[SET EXERCISE]:
Copy each line of the material below that includes the string "tomatoes".

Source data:
- - -

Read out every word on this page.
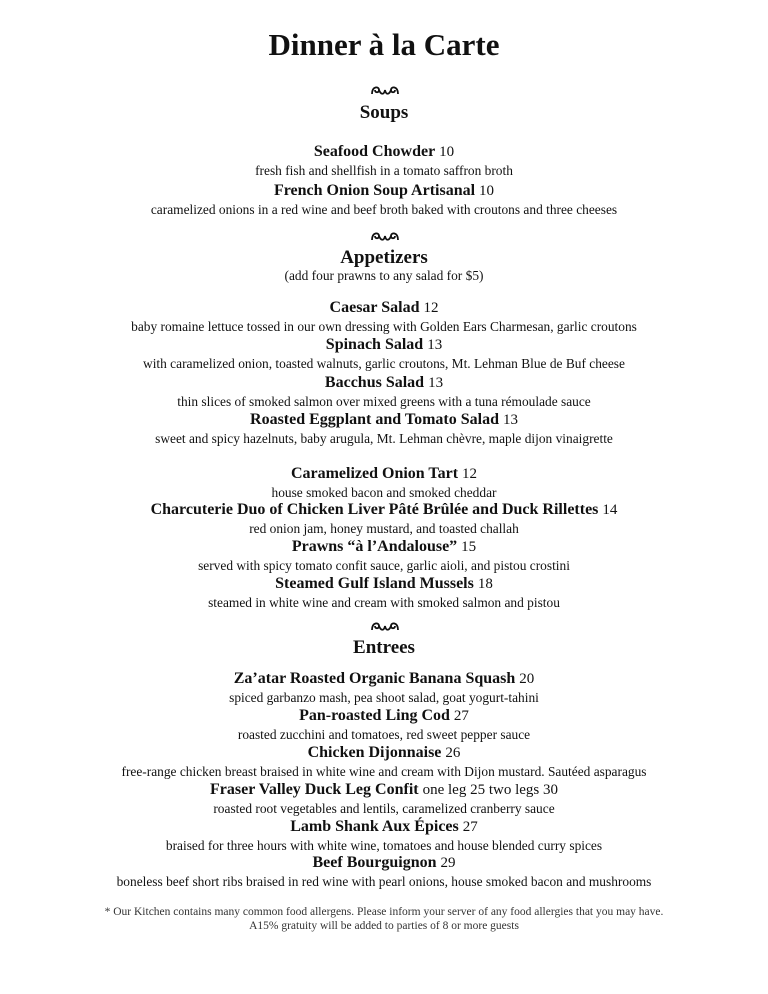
Dinner à la Carte
Soups
Seafood Chowder 10
fresh fish and shellfish in a tomato saffron broth
French Onion Soup Artisanal 10
caramelized onions in a red wine and beef broth baked with croutons and three cheeses
Appetizers
(add four prawns to any salad for $5)
Caesar Salad 12
baby romaine lettuce tossed in our own dressing with Golden Ears Charmesan, garlic croutons
Spinach Salad 13
with caramelized onion, toasted walnuts, garlic croutons, Mt. Lehman Blue de Buf cheese
Bacchus Salad 13
thin slices of smoked salmon over mixed greens with a tuna rémoulade sauce
Roasted Eggplant and Tomato Salad 13
sweet and spicy hazelnuts, baby arugula, Mt. Lehman chèvre, maple dijon vinaigrette
Caramelized Onion Tart 12
house smoked bacon and smoked cheddar
Charcuterie Duo of Chicken Liver Pâté Brûlée and Duck Rillettes 14
red onion jam, honey mustard, and toasted challah
Prawns “à l’Andalouse” 15
served with spicy tomato confit sauce, garlic aioli, and pistou crostini
Steamed Gulf Island Mussels 18
steamed in white wine and cream with smoked salmon and pistou
Entrees
Za’atar Roasted Organic Banana Squash 20
spiced garbanzo mash, pea shoot salad, goat yogurt-tahini
Pan-roasted Ling Cod 27
roasted zucchini and tomatoes, red sweet pepper sauce
Chicken Dijonnaise 26
free-range chicken breast braised in white wine and cream with Dijon mustard. Sautéed asparagus
Fraser Valley Duck Leg Confit one leg 25 two legs 30
roasted root vegetables and lentils, caramelized cranberry sauce
Lamb Shank Aux Épices 27
braised for three hours with white wine, tomatoes and house blended curry spices
Beef Bourguignon 29
boneless beef short ribs braised in red wine with pearl onions, house smoked bacon and mushrooms
* Our Kitchen contains many common food allergens. Please inform your server of any food allergies that you may have.
A15% gratuity will be added to parties of 8 or more guests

- - -

[CORRECT OUTPUT]:
roasted zucchini and tomatoes, red sweet pepper sauce
braised for three hours with white wine, tomatoes and house blended curry spices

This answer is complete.